# EXERCISE
Reproduce every line in the listing that contains the word "friends".

-------- STORED DATA

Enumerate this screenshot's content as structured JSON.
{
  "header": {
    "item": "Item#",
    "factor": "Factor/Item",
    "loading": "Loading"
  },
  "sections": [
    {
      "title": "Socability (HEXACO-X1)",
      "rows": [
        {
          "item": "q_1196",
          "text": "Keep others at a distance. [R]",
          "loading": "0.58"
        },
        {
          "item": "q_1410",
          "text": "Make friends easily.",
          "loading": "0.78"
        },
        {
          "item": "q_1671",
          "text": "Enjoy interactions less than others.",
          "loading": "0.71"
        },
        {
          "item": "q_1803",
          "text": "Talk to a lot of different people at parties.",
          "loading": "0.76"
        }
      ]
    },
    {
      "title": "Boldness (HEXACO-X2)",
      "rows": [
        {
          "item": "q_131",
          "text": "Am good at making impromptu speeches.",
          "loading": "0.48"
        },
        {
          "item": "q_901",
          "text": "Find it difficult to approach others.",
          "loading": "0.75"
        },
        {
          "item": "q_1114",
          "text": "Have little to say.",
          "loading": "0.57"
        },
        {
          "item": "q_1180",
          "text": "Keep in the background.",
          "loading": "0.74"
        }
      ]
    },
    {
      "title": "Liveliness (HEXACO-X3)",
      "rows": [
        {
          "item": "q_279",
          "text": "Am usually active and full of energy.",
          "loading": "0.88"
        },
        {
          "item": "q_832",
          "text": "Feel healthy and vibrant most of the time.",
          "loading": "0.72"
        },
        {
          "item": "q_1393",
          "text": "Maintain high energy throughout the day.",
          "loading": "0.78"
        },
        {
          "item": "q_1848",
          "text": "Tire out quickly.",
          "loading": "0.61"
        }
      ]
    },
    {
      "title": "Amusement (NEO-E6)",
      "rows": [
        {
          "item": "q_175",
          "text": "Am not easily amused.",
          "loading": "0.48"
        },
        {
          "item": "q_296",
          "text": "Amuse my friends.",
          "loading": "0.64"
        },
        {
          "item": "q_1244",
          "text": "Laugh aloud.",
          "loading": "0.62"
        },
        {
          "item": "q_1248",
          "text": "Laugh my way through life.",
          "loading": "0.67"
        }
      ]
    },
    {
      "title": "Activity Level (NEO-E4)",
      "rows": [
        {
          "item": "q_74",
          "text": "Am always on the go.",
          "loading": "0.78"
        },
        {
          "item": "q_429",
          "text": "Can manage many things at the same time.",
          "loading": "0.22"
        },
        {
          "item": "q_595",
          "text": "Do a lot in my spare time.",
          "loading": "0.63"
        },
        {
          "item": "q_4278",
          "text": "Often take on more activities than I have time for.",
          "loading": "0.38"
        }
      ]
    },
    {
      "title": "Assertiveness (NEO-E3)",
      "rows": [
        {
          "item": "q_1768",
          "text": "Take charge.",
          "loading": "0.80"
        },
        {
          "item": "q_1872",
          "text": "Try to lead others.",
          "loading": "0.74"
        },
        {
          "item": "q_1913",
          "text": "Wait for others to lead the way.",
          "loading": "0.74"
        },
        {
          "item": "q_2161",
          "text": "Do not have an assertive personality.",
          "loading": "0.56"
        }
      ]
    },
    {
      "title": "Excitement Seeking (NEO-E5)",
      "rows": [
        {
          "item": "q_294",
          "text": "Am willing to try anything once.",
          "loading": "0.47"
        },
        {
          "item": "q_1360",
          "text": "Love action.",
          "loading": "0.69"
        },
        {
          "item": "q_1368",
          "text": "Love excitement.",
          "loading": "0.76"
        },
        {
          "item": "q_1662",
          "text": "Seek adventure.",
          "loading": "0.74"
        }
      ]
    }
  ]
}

----------------

# RIGHT ANSWER
          "text": "Make friends easily.",
          "text": "Amuse my friends.",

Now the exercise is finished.